WORK TO BE COMPLETED ::
Pick out the lines below with "name" and list them.
※
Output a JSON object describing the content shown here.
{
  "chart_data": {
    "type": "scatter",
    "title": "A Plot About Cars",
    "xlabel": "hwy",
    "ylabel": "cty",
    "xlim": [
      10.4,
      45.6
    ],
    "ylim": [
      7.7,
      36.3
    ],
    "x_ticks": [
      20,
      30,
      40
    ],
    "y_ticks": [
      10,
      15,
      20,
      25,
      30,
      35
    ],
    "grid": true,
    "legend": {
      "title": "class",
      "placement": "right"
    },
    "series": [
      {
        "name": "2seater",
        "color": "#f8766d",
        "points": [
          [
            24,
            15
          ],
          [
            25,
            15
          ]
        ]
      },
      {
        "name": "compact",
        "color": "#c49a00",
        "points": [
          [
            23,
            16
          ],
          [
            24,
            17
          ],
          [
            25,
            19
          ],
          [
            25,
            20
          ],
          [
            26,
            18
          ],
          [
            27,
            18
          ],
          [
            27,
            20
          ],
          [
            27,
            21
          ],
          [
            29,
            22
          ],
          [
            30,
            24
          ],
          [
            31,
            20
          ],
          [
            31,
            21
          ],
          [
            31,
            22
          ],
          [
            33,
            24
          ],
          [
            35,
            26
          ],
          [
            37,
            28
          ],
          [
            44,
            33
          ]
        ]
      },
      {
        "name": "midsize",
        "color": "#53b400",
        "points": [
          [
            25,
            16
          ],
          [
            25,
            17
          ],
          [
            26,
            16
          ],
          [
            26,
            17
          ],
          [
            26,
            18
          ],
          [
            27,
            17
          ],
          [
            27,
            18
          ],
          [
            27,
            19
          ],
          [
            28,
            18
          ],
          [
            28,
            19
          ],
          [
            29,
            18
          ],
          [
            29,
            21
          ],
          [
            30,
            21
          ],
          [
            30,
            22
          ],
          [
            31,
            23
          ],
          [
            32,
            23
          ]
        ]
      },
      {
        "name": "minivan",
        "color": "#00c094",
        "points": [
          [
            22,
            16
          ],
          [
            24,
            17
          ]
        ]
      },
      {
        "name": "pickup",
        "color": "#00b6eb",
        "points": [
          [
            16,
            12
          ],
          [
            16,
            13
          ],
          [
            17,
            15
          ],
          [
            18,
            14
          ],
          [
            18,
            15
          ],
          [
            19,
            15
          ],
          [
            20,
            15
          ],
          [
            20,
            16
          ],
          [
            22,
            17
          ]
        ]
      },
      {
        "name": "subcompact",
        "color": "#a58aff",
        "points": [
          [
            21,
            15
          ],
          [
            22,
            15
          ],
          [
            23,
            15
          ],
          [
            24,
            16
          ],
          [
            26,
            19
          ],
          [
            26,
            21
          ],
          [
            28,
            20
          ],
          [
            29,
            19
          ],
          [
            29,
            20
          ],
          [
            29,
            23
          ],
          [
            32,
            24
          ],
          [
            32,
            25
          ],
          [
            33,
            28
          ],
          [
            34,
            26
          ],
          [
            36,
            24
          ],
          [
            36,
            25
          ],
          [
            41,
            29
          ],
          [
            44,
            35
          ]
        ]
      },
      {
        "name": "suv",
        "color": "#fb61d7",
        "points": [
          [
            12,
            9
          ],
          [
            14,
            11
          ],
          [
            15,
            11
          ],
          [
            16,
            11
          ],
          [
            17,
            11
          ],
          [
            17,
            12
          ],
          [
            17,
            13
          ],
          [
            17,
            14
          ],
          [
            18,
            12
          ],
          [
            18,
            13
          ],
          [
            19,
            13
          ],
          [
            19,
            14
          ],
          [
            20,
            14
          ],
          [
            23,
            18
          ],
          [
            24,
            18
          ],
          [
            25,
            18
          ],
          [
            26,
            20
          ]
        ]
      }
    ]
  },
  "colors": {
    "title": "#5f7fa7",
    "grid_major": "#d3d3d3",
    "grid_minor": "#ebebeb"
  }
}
※
FINAL ANSWER ::
        "name": "2seater",
        "name": "compact",
        "name": "midsize",
        "name": "minivan",
        "name": "pickup",
        "name": "subcompact",
        "name": "suv",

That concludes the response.